→ TASK DIRECTIONS: Transcribe each line below without altering anything.

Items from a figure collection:
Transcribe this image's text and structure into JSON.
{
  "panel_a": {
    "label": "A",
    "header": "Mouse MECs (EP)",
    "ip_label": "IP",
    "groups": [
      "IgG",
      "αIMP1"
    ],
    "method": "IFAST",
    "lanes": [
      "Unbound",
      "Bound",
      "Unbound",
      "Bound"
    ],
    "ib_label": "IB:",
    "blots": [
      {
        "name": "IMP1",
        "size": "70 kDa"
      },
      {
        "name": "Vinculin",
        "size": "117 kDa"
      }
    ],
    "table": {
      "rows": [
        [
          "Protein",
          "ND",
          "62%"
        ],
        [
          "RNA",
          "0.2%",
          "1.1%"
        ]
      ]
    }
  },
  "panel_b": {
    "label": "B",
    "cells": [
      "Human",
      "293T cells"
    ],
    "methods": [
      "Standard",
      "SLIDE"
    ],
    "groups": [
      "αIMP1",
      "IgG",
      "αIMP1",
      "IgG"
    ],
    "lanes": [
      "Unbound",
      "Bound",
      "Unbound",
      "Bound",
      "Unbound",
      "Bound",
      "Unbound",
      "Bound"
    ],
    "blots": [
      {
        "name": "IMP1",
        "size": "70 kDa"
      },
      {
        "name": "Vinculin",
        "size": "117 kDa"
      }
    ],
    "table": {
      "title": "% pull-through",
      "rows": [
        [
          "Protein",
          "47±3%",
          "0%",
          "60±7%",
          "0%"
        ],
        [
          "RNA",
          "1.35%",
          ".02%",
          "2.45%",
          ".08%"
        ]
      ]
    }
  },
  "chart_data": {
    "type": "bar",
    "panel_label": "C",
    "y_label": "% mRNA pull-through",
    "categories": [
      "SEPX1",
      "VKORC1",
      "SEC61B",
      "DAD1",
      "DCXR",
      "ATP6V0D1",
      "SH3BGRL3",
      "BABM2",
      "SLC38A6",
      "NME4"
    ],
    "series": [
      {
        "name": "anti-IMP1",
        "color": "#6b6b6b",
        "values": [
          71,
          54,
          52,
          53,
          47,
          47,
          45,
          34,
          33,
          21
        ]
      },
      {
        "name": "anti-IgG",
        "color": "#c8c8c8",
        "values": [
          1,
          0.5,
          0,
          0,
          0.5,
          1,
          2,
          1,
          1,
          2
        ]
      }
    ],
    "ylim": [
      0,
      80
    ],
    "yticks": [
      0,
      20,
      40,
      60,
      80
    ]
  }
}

→ RESULT BELOW:
Transcribe this image's text and structure into JSON.
{
  "panel_a": {
    "label": "A",
    "header": "Mouse MECs (EP)",
    "ip_label": "IP",
    "groups": [
      "IgG",
      "αIMP1"
    ],
    "method": "IFAST",
    "lanes": [
      "Unbound",
      "Bound",
      "Unbound",
      "Bound"
    ],
    "ib_label": "IB:",
    "blots": [
      {
        "name": "IMP1",
        "size": "70 kDa"
      },
      {
        "name": "Vinculin",
        "size": "117 kDa"
      }
    ],
    "table": {
      "rows": [
        [
          "Protein",
          "ND",
          "62%"
        ],
        [
          "RNA",
          "0.2%",
          "1.1%"
        ]
      ]
    }
  },
  "panel_b": {
    "label": "B",
    "cells": [
      "Human",
      "293T cells"
    ],
    "methods": [
      "Standard",
      "SLIDE"
    ],
    "groups": [
      "αIMP1",
      "IgG",
      "αIMP1",
      "IgG"
    ],
    "lanes": [
      "Unbound",
      "Bound",
      "Unbound",
      "Bound",
      "Unbound",
      "Bound",
      "Unbound",
      "Bound"
    ],
    "blots": [
      {
        "name": "IMP1",
        "size": "70 kDa"
      },
      {
        "name": "Vinculin",
        "size": "117 kDa"
      }
    ],
    "table": {
      "title": "% pull-through",
      "rows": [
        [
          "Protein",
          "47±3%",
          "0%",
          "60±7%",
          "0%"
        ],
        [
          "RNA",
          "1.35%",
          ".02%",
          "2.45%",
          ".08%"
        ]
      ]
    }
  },
  "chart_data": {
    "type": "bar",
    "panel_label": "C",
    "y_label": "% mRNA pull-through",
    "categories": [
      "SEPX1",
      "VKORC1",
      "SEC61B",
      "DAD1",
      "DCXR",
      "ATP6V0D1",
      "SH3BGRL3",
      "BABM2",
      "SLC38A6",
      "NME4"
    ],
    "series": [
      {
        "name": "anti-IMP1",
        "color": "#6b6b6b",
        "values": [
          71,
          54,
          52,
          53,
          47,
          47,
          45,
          34,
          33,
          21
        ]
      },
      {
        "name": "anti-IgG",
        "color": "#c8c8c8",
        "values": [
          1,
          0.5,
          0,
          0,
          0.5,
          1,
          2,
          1,
          1,
          2
        ]
      }
    ],
    "ylim": [
      0,
      80
    ],
    "yticks": [
      0,
      20,
      40,
      60,
      80
    ]
  }
}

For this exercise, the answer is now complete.